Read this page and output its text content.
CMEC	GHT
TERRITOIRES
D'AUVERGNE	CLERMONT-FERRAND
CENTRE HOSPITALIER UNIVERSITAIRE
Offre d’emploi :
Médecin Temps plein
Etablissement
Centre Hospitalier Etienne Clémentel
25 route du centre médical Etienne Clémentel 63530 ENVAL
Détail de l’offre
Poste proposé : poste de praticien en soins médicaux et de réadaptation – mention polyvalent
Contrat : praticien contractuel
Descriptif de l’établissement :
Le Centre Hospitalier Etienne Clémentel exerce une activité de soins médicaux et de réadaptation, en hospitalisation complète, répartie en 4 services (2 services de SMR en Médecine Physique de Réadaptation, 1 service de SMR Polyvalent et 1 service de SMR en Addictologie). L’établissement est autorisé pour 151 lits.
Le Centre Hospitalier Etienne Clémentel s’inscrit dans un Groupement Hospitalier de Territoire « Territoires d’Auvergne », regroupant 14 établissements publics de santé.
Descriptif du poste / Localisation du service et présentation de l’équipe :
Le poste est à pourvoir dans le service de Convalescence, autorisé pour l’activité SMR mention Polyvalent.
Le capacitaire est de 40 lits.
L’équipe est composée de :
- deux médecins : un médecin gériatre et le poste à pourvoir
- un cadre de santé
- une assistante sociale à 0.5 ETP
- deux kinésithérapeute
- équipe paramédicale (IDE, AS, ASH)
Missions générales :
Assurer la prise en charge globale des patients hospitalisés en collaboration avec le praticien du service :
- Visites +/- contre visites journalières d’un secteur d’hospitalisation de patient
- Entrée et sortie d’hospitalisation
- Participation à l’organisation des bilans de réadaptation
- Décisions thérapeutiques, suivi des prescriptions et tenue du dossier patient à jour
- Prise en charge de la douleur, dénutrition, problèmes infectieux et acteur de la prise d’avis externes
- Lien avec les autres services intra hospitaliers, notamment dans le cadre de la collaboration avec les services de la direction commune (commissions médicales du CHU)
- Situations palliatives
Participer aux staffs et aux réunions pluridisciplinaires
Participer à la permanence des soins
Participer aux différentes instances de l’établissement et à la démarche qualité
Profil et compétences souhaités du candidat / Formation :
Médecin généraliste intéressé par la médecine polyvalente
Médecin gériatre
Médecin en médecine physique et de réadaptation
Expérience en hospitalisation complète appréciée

→ **Exercise directions**
Go line by line through the data and copy any that contain "deux".

→ **Output below**
- deux médecins : un médecin gériatre et le poste à pourvoir
- deux kinésithérapeute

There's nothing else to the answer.